— WORK REQUIRED —
Lines that hold the word "BİLGİLERİ" should be located and copied.

— DATASET EXCERPTS —
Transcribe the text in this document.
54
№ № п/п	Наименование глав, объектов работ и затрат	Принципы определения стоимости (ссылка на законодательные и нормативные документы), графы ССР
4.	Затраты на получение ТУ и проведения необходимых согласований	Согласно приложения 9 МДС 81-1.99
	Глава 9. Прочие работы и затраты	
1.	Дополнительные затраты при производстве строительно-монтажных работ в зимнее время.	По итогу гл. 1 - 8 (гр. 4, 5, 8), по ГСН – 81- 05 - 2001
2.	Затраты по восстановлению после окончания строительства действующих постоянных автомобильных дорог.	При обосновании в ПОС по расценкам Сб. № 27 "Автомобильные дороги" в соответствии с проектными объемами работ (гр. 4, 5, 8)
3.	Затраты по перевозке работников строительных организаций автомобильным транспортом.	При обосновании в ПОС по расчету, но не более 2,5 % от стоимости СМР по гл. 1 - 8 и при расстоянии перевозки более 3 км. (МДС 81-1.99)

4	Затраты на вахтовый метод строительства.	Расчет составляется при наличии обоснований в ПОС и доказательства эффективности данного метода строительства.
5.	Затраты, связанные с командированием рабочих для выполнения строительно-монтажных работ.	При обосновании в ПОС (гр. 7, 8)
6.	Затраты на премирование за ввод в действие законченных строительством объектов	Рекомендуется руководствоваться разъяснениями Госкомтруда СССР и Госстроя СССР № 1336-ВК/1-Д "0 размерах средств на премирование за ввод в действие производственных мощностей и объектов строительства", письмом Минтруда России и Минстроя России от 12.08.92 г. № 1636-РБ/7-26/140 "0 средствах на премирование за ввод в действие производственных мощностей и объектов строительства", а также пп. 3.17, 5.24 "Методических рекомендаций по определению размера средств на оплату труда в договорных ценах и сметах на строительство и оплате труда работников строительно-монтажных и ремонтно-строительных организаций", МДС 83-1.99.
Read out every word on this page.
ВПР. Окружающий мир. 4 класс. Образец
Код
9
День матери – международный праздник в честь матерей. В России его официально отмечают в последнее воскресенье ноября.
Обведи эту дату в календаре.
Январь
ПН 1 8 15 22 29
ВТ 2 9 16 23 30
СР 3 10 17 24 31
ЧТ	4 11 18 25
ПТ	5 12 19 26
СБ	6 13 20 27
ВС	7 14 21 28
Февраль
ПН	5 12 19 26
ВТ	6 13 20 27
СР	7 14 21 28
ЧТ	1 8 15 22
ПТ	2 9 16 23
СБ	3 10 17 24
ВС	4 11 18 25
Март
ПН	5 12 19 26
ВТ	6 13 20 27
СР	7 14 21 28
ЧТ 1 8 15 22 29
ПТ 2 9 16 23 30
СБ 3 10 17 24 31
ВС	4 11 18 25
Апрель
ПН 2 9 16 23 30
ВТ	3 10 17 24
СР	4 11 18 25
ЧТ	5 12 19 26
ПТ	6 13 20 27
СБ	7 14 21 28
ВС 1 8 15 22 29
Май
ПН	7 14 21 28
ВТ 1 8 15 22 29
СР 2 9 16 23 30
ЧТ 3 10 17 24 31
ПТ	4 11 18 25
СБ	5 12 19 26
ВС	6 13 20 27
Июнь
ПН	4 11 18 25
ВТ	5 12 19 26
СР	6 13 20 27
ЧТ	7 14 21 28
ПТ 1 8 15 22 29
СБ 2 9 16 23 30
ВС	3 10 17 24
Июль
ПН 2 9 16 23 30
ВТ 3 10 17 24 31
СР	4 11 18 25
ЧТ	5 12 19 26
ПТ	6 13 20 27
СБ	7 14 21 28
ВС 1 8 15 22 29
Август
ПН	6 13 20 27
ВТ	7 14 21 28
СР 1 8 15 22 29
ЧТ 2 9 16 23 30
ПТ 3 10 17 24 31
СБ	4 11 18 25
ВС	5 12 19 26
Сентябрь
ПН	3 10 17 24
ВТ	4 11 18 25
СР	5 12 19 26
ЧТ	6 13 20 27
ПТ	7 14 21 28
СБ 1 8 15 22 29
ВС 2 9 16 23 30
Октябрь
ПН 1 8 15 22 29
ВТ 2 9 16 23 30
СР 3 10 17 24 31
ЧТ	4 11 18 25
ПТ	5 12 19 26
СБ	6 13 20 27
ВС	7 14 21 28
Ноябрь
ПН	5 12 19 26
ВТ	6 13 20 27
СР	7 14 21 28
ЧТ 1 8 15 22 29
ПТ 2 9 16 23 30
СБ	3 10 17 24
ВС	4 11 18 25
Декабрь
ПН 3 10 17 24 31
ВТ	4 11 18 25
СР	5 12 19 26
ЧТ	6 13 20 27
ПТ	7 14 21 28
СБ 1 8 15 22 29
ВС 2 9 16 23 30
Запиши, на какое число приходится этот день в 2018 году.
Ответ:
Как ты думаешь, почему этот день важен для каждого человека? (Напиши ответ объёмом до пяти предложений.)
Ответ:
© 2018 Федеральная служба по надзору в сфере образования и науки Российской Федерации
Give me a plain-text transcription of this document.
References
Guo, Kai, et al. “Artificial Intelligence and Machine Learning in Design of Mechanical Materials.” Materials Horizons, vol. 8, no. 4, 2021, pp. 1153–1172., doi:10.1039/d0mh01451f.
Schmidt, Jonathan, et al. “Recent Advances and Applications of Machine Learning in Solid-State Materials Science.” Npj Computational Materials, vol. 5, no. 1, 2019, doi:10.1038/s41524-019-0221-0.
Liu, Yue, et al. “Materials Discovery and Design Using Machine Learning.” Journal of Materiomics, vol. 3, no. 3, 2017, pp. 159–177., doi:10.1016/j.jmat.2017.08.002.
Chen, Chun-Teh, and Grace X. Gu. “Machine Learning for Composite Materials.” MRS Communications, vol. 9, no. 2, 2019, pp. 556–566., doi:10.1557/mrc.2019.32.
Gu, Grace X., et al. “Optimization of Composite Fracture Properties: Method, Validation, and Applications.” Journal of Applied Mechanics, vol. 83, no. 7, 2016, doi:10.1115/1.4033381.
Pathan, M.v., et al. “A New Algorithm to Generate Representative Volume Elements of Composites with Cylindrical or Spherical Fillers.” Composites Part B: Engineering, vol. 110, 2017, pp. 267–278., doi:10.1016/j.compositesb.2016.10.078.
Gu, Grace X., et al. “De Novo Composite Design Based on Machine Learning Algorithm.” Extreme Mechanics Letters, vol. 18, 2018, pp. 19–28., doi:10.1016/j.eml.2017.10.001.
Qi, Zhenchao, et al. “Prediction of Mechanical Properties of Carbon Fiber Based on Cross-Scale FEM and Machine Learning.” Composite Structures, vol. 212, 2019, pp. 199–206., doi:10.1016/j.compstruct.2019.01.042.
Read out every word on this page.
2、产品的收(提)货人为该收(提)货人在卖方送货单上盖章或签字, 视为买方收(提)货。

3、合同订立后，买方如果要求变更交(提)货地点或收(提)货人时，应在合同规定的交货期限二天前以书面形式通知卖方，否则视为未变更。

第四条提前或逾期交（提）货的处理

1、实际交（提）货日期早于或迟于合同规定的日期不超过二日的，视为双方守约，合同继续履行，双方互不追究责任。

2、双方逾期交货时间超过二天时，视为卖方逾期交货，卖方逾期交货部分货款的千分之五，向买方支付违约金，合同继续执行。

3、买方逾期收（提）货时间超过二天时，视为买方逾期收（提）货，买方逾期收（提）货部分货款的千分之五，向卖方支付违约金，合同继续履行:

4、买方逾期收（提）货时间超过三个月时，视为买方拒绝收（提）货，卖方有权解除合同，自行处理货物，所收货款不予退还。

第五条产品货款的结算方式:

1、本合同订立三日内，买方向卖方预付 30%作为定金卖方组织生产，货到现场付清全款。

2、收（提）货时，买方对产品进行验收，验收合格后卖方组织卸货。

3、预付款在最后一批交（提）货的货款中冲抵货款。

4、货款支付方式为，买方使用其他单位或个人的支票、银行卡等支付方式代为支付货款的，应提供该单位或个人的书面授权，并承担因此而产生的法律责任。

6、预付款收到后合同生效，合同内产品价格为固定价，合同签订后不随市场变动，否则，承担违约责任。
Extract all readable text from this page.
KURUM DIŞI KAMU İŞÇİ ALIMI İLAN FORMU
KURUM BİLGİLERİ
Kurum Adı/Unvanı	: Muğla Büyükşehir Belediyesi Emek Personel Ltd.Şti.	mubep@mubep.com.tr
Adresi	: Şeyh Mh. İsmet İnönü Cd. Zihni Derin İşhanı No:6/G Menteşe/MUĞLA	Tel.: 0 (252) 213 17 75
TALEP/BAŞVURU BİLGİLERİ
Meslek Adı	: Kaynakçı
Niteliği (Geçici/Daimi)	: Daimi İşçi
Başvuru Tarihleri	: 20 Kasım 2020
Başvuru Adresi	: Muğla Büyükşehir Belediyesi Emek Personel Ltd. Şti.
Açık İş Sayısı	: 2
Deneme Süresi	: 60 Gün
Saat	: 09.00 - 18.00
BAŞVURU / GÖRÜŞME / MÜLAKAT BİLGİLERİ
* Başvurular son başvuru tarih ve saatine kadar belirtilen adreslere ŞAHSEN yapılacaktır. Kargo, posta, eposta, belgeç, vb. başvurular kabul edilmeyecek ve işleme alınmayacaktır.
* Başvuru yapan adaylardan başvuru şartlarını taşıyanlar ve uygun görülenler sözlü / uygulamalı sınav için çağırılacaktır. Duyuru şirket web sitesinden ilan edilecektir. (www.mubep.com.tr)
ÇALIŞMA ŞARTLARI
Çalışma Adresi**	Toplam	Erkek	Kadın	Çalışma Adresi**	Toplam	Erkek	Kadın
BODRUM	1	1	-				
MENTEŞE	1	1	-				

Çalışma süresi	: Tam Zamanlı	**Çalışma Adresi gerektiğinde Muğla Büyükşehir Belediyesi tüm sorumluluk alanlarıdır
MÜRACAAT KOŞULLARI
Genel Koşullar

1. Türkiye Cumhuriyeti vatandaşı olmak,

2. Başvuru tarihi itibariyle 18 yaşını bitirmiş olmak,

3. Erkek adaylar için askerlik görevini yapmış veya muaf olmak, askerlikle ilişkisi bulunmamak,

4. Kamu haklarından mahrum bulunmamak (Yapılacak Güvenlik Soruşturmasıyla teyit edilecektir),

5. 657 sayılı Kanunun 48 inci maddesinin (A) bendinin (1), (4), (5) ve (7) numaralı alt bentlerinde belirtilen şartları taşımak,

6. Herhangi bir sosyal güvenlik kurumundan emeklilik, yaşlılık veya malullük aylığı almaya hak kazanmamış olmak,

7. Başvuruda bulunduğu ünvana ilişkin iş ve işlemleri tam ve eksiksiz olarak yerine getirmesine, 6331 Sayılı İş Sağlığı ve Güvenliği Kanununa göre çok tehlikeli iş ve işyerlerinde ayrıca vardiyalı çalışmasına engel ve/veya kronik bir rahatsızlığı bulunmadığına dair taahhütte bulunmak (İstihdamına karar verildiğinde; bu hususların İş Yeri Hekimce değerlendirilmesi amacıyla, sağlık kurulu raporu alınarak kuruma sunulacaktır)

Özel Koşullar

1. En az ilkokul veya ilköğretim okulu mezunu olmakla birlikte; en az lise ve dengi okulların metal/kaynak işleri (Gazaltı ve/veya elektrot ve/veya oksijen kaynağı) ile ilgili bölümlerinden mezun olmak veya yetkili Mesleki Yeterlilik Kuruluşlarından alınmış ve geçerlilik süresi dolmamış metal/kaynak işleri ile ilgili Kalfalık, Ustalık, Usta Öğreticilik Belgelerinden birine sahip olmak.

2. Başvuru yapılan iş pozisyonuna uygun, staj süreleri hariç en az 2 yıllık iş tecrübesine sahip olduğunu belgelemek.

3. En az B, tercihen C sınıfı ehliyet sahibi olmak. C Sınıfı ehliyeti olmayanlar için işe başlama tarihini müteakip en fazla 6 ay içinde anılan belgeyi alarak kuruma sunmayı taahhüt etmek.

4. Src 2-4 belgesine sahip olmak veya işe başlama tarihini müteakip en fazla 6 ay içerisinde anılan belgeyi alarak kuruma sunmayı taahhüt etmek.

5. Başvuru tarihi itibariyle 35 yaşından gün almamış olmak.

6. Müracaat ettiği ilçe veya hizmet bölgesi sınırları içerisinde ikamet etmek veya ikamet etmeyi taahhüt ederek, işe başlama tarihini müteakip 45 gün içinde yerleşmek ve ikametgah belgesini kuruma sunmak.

— TASK RESPONSE —
KURUM BİLGİLERİ
TALEP/BAŞVURU BİLGİLERİ
BAŞVURU / GÖRÜŞME / MÜLAKAT BİLGİLERİ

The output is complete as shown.